• _Aim_
Return all lines with the word "ประเภทเอกสาร" in them.

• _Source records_
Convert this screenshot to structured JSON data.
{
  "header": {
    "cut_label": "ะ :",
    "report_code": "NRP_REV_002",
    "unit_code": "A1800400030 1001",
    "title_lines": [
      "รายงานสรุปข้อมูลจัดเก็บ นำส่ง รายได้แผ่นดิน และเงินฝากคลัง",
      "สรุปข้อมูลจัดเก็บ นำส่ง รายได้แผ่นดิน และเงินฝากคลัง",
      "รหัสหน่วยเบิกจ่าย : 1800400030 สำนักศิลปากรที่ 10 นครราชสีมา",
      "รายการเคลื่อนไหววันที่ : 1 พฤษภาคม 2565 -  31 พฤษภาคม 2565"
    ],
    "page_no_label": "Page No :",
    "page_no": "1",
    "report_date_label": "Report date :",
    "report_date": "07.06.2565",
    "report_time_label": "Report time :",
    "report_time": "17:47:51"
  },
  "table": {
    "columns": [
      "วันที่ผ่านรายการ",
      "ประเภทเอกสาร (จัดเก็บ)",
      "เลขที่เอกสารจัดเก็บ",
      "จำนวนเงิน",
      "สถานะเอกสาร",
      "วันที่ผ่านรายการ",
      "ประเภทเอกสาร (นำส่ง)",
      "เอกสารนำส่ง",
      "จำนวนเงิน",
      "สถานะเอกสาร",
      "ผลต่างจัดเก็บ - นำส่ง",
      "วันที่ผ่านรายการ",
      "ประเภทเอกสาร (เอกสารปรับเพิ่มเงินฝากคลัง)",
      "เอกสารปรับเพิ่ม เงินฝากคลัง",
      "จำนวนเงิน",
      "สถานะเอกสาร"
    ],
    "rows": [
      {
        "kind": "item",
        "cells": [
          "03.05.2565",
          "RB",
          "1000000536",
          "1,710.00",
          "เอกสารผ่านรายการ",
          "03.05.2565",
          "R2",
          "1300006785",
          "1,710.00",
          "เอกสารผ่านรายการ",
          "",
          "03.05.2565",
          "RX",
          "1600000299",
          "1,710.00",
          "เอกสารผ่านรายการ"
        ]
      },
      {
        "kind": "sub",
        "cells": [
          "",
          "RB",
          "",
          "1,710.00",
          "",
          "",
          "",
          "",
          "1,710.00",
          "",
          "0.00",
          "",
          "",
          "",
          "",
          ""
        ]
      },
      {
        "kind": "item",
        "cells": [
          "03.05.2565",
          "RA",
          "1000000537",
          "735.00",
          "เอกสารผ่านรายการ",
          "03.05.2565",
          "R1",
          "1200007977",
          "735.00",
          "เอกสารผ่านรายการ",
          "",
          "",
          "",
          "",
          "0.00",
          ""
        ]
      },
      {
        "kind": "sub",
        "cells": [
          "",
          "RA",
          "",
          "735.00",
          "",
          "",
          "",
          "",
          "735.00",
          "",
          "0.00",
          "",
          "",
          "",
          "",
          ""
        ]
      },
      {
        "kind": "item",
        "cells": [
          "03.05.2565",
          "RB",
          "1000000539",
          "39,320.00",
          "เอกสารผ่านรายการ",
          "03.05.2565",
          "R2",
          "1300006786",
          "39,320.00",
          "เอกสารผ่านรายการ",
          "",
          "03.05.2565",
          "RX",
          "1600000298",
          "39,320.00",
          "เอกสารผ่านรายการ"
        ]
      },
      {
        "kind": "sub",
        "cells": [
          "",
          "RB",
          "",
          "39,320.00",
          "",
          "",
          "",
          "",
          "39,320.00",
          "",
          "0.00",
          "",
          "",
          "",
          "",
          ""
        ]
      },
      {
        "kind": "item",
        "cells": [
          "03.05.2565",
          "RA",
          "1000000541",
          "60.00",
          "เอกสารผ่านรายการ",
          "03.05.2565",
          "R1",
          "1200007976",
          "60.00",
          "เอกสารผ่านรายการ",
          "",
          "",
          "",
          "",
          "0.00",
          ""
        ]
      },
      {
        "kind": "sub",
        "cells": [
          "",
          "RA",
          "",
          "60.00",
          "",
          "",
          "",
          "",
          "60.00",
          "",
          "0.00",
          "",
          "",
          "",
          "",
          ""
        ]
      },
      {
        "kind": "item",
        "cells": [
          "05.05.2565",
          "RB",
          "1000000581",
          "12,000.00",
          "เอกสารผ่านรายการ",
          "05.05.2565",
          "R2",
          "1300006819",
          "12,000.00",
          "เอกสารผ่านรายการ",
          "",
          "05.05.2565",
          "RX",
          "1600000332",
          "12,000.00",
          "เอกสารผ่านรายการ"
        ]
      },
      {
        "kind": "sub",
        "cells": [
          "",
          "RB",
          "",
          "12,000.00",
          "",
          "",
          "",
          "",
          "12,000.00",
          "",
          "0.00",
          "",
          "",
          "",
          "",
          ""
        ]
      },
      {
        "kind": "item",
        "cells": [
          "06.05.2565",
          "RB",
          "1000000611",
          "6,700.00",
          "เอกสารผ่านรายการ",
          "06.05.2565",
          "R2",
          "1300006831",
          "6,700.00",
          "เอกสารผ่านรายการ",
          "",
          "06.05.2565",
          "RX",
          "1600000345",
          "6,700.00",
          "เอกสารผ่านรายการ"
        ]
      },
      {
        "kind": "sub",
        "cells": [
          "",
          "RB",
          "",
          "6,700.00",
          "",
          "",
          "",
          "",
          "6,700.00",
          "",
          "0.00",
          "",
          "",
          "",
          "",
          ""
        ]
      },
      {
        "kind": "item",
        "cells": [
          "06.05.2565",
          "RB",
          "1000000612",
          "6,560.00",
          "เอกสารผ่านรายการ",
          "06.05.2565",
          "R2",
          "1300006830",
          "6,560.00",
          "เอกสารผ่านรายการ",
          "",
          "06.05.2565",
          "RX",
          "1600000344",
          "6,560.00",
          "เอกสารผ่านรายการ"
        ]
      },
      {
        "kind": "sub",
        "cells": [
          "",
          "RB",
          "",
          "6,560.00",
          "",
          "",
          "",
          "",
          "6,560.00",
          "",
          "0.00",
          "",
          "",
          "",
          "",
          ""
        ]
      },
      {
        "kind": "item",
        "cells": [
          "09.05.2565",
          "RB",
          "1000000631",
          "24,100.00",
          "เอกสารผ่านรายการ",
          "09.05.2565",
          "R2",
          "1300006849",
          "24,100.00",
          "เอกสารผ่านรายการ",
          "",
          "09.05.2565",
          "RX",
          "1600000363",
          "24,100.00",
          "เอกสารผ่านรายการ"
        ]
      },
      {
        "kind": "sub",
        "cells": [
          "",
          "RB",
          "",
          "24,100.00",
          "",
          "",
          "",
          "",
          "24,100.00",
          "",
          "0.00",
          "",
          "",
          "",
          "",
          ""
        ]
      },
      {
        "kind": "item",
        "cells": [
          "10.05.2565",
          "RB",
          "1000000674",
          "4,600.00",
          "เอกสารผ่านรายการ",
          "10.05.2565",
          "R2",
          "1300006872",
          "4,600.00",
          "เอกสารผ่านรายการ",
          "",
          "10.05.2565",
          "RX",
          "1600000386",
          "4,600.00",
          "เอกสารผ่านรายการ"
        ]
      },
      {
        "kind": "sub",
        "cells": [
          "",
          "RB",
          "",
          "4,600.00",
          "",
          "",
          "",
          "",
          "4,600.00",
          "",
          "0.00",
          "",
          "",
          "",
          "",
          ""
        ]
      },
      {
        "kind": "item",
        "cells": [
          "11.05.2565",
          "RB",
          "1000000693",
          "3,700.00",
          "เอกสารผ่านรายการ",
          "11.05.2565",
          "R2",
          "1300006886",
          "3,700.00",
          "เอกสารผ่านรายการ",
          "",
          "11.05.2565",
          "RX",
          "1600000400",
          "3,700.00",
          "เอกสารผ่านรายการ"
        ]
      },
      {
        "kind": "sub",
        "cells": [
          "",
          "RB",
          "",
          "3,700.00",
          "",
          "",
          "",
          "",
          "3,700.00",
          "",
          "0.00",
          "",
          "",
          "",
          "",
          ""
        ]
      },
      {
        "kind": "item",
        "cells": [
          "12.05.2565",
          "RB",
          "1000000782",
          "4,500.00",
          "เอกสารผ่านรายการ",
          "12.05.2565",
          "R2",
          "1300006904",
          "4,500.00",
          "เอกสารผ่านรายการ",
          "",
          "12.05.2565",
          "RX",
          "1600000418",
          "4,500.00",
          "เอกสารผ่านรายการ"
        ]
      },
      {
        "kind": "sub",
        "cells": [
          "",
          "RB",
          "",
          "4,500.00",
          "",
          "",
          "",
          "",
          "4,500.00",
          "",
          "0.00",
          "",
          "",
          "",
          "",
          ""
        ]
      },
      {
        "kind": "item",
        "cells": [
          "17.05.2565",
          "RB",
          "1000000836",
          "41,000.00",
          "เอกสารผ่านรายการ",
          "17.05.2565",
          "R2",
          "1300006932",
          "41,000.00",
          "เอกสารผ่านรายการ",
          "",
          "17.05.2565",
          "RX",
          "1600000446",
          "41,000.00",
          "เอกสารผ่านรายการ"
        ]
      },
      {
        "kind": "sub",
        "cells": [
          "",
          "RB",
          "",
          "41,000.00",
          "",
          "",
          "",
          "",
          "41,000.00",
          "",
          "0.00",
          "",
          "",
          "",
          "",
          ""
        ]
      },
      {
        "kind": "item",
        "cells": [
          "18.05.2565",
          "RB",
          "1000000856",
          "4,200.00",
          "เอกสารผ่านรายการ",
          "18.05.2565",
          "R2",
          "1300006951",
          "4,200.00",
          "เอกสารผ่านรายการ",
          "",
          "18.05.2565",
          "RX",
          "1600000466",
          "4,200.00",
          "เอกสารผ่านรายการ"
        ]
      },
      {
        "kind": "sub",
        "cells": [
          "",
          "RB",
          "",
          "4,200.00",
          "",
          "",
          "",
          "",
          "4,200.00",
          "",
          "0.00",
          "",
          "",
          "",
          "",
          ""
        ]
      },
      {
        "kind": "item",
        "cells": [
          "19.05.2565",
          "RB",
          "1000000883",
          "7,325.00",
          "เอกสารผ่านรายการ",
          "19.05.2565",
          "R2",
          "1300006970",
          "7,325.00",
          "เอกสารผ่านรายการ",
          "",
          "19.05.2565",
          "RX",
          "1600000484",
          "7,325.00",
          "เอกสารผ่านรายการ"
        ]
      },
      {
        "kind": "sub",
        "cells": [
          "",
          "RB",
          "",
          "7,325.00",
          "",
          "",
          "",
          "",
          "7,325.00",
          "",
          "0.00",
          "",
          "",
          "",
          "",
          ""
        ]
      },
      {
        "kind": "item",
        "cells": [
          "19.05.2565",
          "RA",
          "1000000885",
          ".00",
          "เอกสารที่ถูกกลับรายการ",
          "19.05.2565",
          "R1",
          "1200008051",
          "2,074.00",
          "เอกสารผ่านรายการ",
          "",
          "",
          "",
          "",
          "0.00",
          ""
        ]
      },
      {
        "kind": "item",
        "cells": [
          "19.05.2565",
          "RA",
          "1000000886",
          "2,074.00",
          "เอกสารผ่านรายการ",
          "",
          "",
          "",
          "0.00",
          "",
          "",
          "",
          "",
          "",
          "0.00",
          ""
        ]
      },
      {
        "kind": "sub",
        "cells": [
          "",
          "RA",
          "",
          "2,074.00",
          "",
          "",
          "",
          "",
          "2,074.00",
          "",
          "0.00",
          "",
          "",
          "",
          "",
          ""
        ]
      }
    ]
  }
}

• _Response to this task_
      "ประเภทเอกสาร (จัดเก็บ)",
      "ประเภทเอกสาร (นำส่ง)",
      "ประเภทเอกสาร (เอกสารปรับเพิ่มเงินฝากคลัง)",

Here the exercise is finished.